• _本文抜粋_
偽物の映画館

観た映画の感想です。音楽と小説のこともたまに。

法月綸太郎『怪盗グリフィン、絶体絶命』読書感想文

懐かしの、講談社ミステリーランド



「ライト・シング、ライト・プレイス(あるべきものを、あるべき場所に)」が信条の怪盗グリフィンの活躍を描いたお話です。


本書は3部構成になっています。
第1部はキャラ紹介がてら、メトロポリタンミュージアムゴッホの自画像のすり替えミッションの顛末が語られます。このへんまではまだそんなになんですけど、グリフィンの真面目でユーモラスで有能なところがしっかりと描かれていて彼を好きになるには十分。

続く第2部、第3部がメインストーリーなんですが、これが凄かったです。
仮にも子供向けの本なんですけど、サン・アロンゾという架空の国の近代史や政治的背景ががっつり描かれていて25歳でもちょっとややこしいなと思いながら読みました。子供の頃だったら投げ出してたかも。でもここがめちゃくちゃ面白い!
ない国を絶妙にありそうに、しかし絶妙に外したユーモアも漂わせながらこうやって描くのは凄いっすね。悩める作家のイメージだけど、こういうはっちゃけたやつも好きです。

全体の印象としては、ユーモアとアクションと陰謀と......っていうスパイ映画みたいな感じなんですが、もちろんそこは法月綸太郎先生ですのでミステリ的にも面白かったです。
仕掛け自体はシンプルながら、やけにこねくり回したロジックとエンタメとして気持ちのいい伏線回収は圧巻。

• _課題一覧_
• A. 次の(i)〜(iii)の記述がそれぞれ本文の内容と一致するかを「はい」または「いいえ」で答え、判断の根拠となる本文の語句をそのまま引用してください。(i) 本書は3部から成る。(ii) サン・アロンゾは実在する国として描かれている。(iii) 筆者は25歳で本書を読み、ややこしいと感じた。
• B. 本文で、作品全体の印象を「スパイ映画みたいな感じ」と述べる際に筆者が挙げている要素をすべて列挙してください。
資料は参照しなくても差し支えありません。

• _提供資料_
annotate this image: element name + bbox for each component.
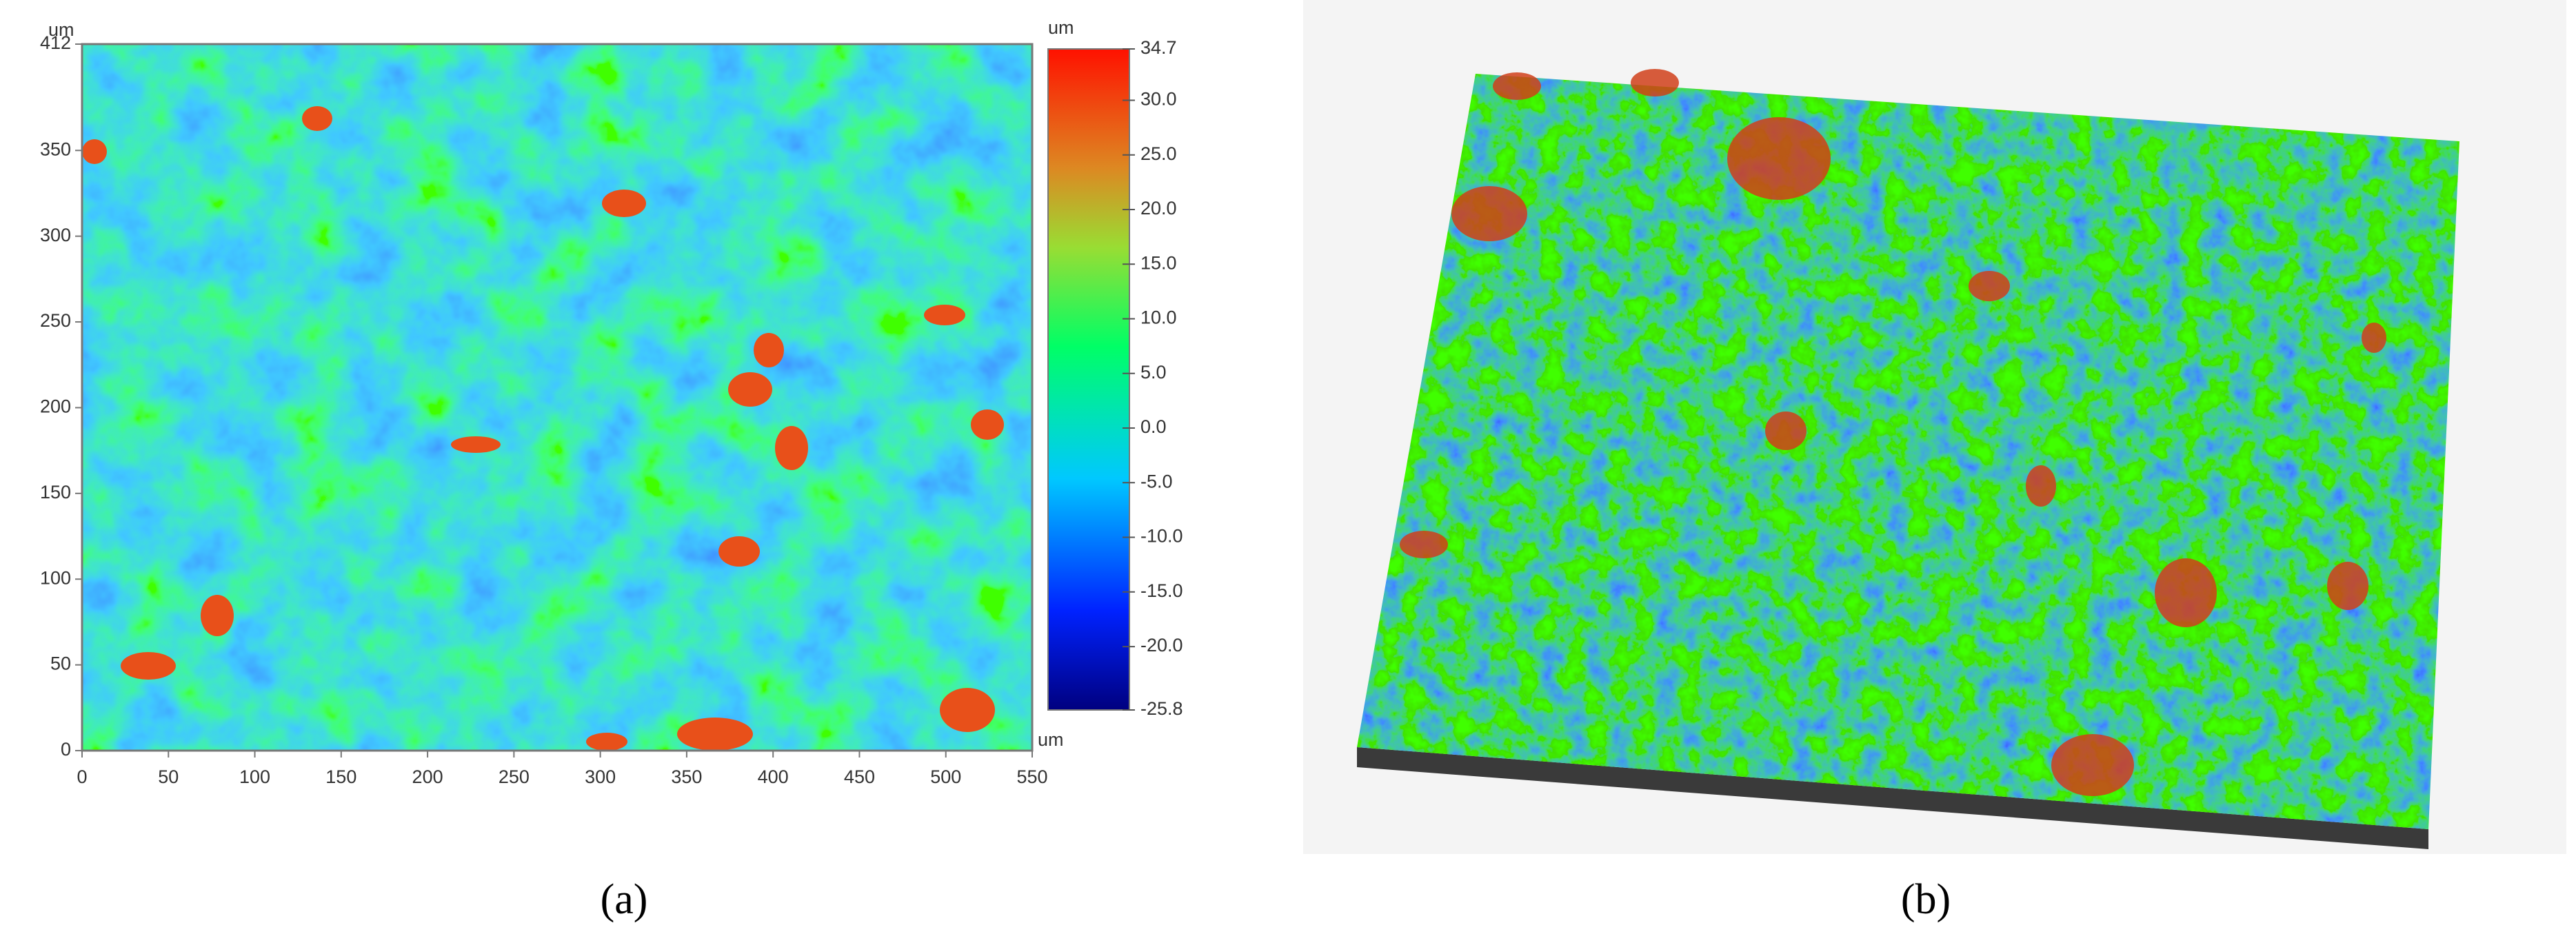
colorbar-tick-label: 0.0 [1140,416,1167,437]
x-tick-label: 400 [758,766,789,787]
plot-frame [81,43,1034,752]
x-tick-label: 350 [671,766,702,787]
y-tick-label: 0 [61,739,71,760]
x-tick-label: 250 [499,766,530,787]
colorbar-tick-label: 15.0 [1140,252,1177,273]
x-tick-label: 450 [844,766,875,787]
colorbar-tick-label: 25.0 [1140,143,1177,164]
x-tick-label: 100 [239,766,270,787]
colorbar-label: um [1048,17,1074,38]
y-tick-label: 250 [40,310,71,331]
y-tick-label: 200 [40,396,71,417]
y-tick-label: 300 [40,225,71,245]
colorbar [1047,48,1130,711]
x-tick-label: 300 [585,766,616,787]
colorbar-tick-label: 20.0 [1140,198,1177,219]
surface-peaks [1400,69,2386,796]
y-tick-label: 350 [40,139,71,159]
colorbar-tick-label: -20.0 [1140,635,1183,656]
y-tick-label: 150 [40,482,71,502]
colorbar-tick-label: 34.7 [1140,37,1177,58]
x-tick-label: 0 [77,766,87,787]
colorbar-tick-label: -15.0 [1140,580,1183,601]
x-axis-label: um [1038,729,1064,750]
x-tick-label: 500 [930,766,961,787]
colorbar-tick-label: -10.0 [1140,526,1183,547]
y-tick-label: 100 [40,567,71,588]
x-tick-label: 550 [1016,766,1047,787]
colorbar-tick-label: 10.0 [1140,307,1177,328]
colorbar-tick-label: -5.0 [1140,471,1173,491]
surface-3d [1357,74,2459,829]
colorbar-tick-label: -25.8 [1140,698,1183,719]
y-tick-label: 50 [50,653,71,674]
surface-base [1357,747,2428,849]
height-map [82,44,1032,751]
colorbar-tick-label: 30.0 [1140,89,1177,110]
y-axis-label: um [48,19,74,40]
y-tick-label: 412 [40,32,71,53]
peaks [82,106,1004,751]
caption: (a) [601,876,648,923]
caption: (b) [1901,876,1951,923]
colorbar-tick-label: 5.0 [1140,362,1167,383]
x-tick-label: 200 [412,766,443,787]
x-tick-label: 50 [158,766,179,787]
x-tick-label: 150 [325,766,356,787]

• _課題別解答_
• A.
(i) はい。「本書は3部構成になっています。」
(ii) いいえ。「サン・アロンゾという架空の国」
(iii) はい。「25歳でもちょっとややこしいなと思いながら読みました。」

• B. ユーモア、アクション、陰謀